STATED GOAL: Using the records below, give the number of lines where the word "Other" appears, with no further output.

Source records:

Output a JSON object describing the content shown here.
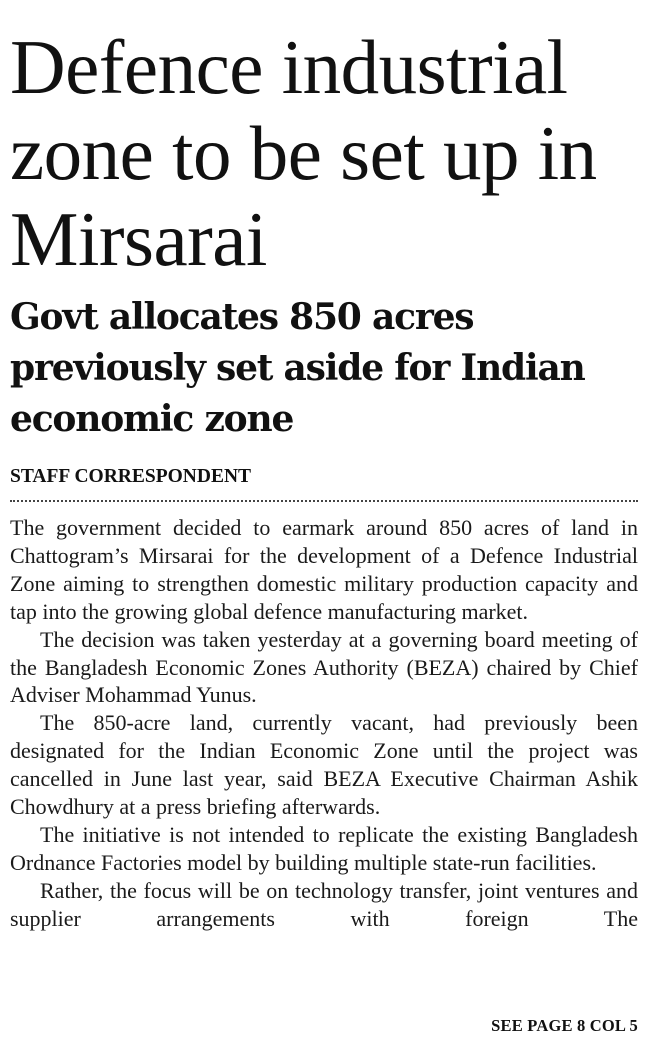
{
  "article": {
    "headline": "Defence industrial zone to be set up in Mirsarai",
    "subheadline": "Govt allocates 850 acres previously set aside for Indian economic zone",
    "byline": "STAFF CORRESPONDENT",
    "paragraphs": [
      "The government decided to earmark around 850 acres of land in Chattogram’s Mirsarai for the development of a Defence Industrial Zone aiming to strengthen domestic military production capacity and tap into the growing global defence manufacturing market.",
      "The decision was taken yesterday at a governing board meeting of the Bangladesh Economic Zones Authority (BEZA) chaired by Chief Adviser Mohammad Yunus.",
      "The 850-acre land, currently vacant, had previously been designated for the Indian Economic Zone until the project was cancelled in June last year, said BEZA Executive Chairman Ashik Chowdhury at a press briefing afterwards.",
      "The initiative is not intended to replicate the existing Bangladesh Ordnance Factories model by building multiple state-run facilities.",
      "Rather, the focus will be on technology transfer, joint ventures and supplier arrangements with foreign The"
    ],
    "continuation": "SEE PAGE 8 COL 5"
  }
}
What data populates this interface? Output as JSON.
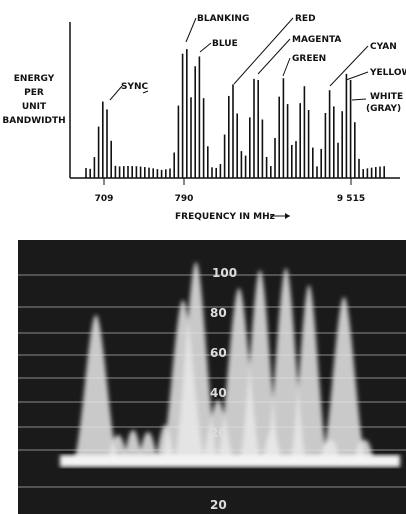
{
  "diagram": {
    "y_label": [
      "ENERGY",
      "PER",
      "UNIT",
      "BANDWIDTH"
    ],
    "x_label": "FREQUENCY IN MHz",
    "x_ticks": [
      "709",
      "790",
      "9 515"
    ],
    "annotations": [
      "SYNC",
      "BLANKING",
      "BLUE",
      "RED",
      "MAGENTA",
      "GREEN",
      "CYAN",
      "YELLOW",
      "WHITE",
      "(GRAY)"
    ],
    "photo_scale": [
      "100",
      "80",
      "60",
      "40",
      "20",
      "20"
    ]
  }
}
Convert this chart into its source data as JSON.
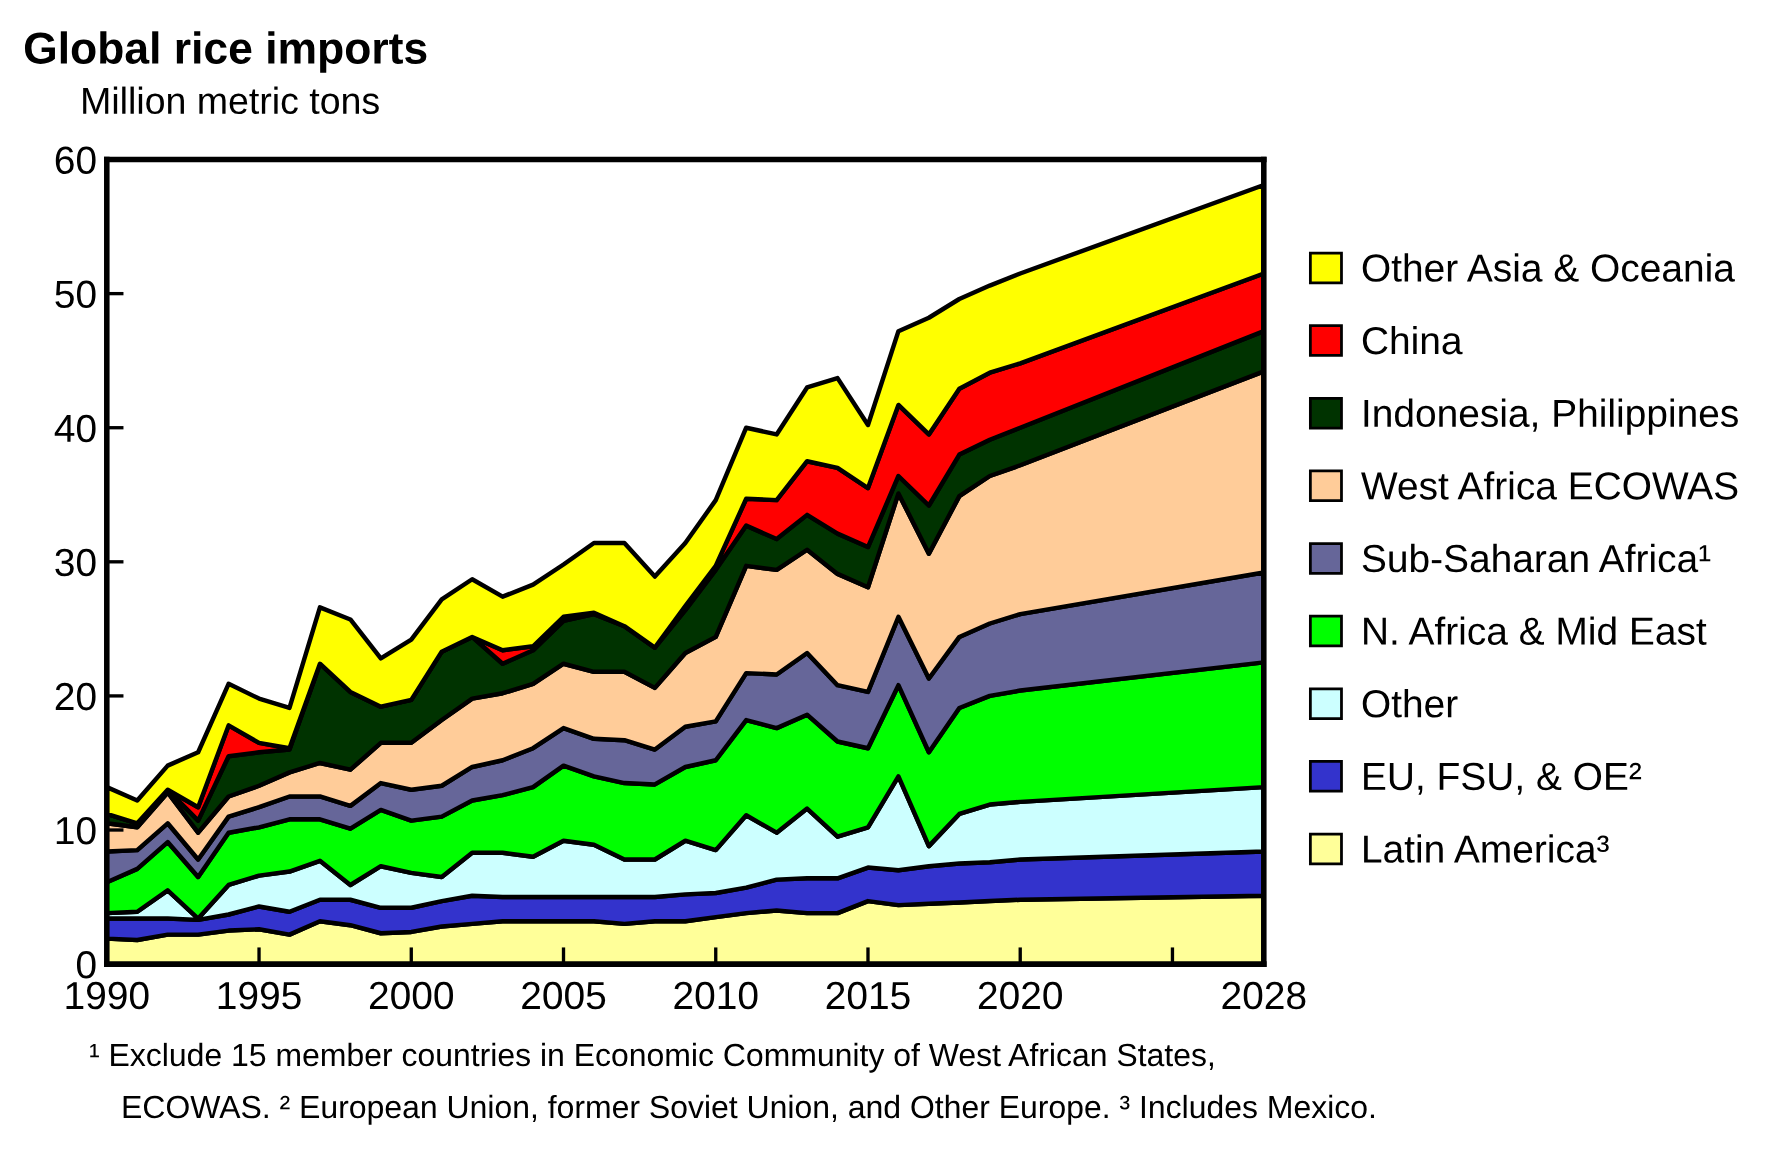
{
  "chart_data": {
    "type": "area",
    "stacked": true,
    "title": "Global rice imports",
    "ylabel": "Million metric tons",
    "x": [
      1990,
      1991,
      1992,
      1993,
      1994,
      1995,
      1996,
      1997,
      1998,
      1999,
      2000,
      2001,
      2002,
      2003,
      2004,
      2005,
      2006,
      2007,
      2008,
      2009,
      2010,
      2011,
      2012,
      2013,
      2014,
      2015,
      2016,
      2017,
      2018,
      2019,
      2020,
      2028
    ],
    "series": [
      {
        "name": "Latin America³",
        "color": "#ffff99",
        "values": [
          1.9,
          1.8,
          2.2,
          2.2,
          2.5,
          2.6,
          2.2,
          3.2,
          2.9,
          2.3,
          2.4,
          2.8,
          3.0,
          3.2,
          3.2,
          3.2,
          3.2,
          3.0,
          3.2,
          3.2,
          3.5,
          3.8,
          4.0,
          3.8,
          3.8,
          4.7,
          4.4,
          4.5,
          4.6,
          4.7,
          4.8,
          5.1
        ]
      },
      {
        "name": "EU, FSU, & OE²",
        "color": "#3333cc",
        "values": [
          1.5,
          1.6,
          1.2,
          1.1,
          1.2,
          1.7,
          1.7,
          1.6,
          1.9,
          1.9,
          1.8,
          1.9,
          2.1,
          1.8,
          1.8,
          1.8,
          1.8,
          2.0,
          1.8,
          2.0,
          1.8,
          1.9,
          2.3,
          2.6,
          2.6,
          2.5,
          2.6,
          2.8,
          2.9,
          2.9,
          3.0,
          3.3
        ]
      },
      {
        "name": "Other",
        "color": "#ccffff",
        "values": [
          0.4,
          0.5,
          2.1,
          0.1,
          2.2,
          2.3,
          3.0,
          2.9,
          1.1,
          3.1,
          2.6,
          1.8,
          3.2,
          3.3,
          3.0,
          4.2,
          3.9,
          2.8,
          2.8,
          4.0,
          3.2,
          5.4,
          3.5,
          5.2,
          3.1,
          3.0,
          7.0,
          1.5,
          3.7,
          4.3,
          4.3,
          4.8
        ]
      },
      {
        "name": "N. Africa & Mid East",
        "color": "#00ff00",
        "values": [
          2.3,
          3.2,
          3.6,
          3.1,
          3.9,
          3.6,
          3.9,
          3.1,
          4.2,
          4.2,
          3.9,
          4.5,
          3.9,
          4.3,
          5.2,
          5.6,
          5.1,
          5.7,
          5.6,
          5.5,
          6.7,
          7.1,
          7.8,
          7.0,
          7.1,
          5.9,
          6.8,
          7.0,
          7.9,
          8.1,
          8.3,
          9.3
        ]
      },
      {
        "name": "Sub-Saharan Africa¹",
        "color": "#666699",
        "values": [
          2.3,
          1.4,
          1.4,
          1.3,
          1.2,
          1.5,
          1.7,
          1.7,
          1.7,
          2.0,
          2.3,
          2.3,
          2.5,
          2.6,
          2.9,
          2.8,
          2.8,
          3.2,
          2.6,
          3.0,
          2.9,
          3.5,
          4.0,
          4.6,
          4.2,
          4.2,
          5.1,
          5.5,
          5.3,
          5.4,
          5.7,
          6.7
        ]
      },
      {
        "name": "West Africa ECOWAS",
        "color": "#ffcc99",
        "values": [
          2.1,
          1.7,
          2.3,
          2.0,
          1.5,
          1.6,
          1.8,
          2.5,
          2.7,
          3.0,
          3.5,
          4.9,
          5.1,
          5.0,
          4.8,
          4.8,
          5.0,
          5.1,
          4.6,
          5.5,
          6.3,
          8.0,
          7.8,
          7.7,
          8.3,
          7.8,
          9.2,
          9.3,
          10.5,
          11.0,
          11.1,
          15.0
        ]
      },
      {
        "name": "Indonesia, Philippines",
        "color": "#003300",
        "values": [
          0.7,
          0.3,
          0.2,
          0.9,
          3.0,
          2.5,
          1.7,
          7.4,
          5.8,
          2.7,
          3.2,
          5.1,
          4.6,
          2.2,
          2.5,
          3.2,
          4.3,
          3.4,
          3.0,
          3.2,
          5.0,
          3.0,
          2.3,
          2.6,
          3.0,
          3.0,
          1.3,
          3.6,
          3.1,
          2.7,
          2.8,
          3.0
        ]
      },
      {
        "name": "China",
        "color": "#ff0000",
        "values": [
          0,
          0,
          0,
          1.0,
          2.3,
          0.7,
          0.1,
          0,
          0,
          0,
          0,
          0,
          0,
          1.0,
          0.3,
          0.3,
          0.1,
          0,
          0,
          0.3,
          0.3,
          2.0,
          2.9,
          4.0,
          4.9,
          4.4,
          5.3,
          5.3,
          4.9,
          5.0,
          4.8,
          4.3
        ]
      },
      {
        "name": "Other Asia & Oceania",
        "color": "#ffff00",
        "values": [
          2.0,
          1.7,
          1.8,
          4.1,
          3.1,
          3.3,
          3.0,
          4.2,
          5.4,
          3.6,
          4.5,
          3.9,
          4.3,
          4.0,
          4.6,
          3.9,
          5.2,
          6.2,
          5.3,
          4.7,
          4.9,
          5.3,
          4.9,
          5.5,
          6.7,
          4.7,
          5.5,
          8.7,
          6.7,
          6.5,
          6.7,
          6.6
        ]
      }
    ],
    "xlim": [
      1990,
      2028
    ],
    "ylim": [
      0,
      60
    ],
    "xticks": [
      1990,
      1995,
      2000,
      2005,
      2010,
      2015,
      2020,
      {
        "value": 2025,
        "label": null
      },
      2028
    ],
    "yticks": [
      0,
      10,
      20,
      30,
      40,
      50,
      60
    ],
    "grid": false,
    "legend": "right",
    "annotations": [
      "¹ Exclude 15 member countries in Economic Community of West African States,",
      "ECOWAS. ² European Union, former Soviet Union, and Other Europe. ³ Includes Mexico."
    ]
  }
}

RESPONSE TO THIS EXERCISE: 3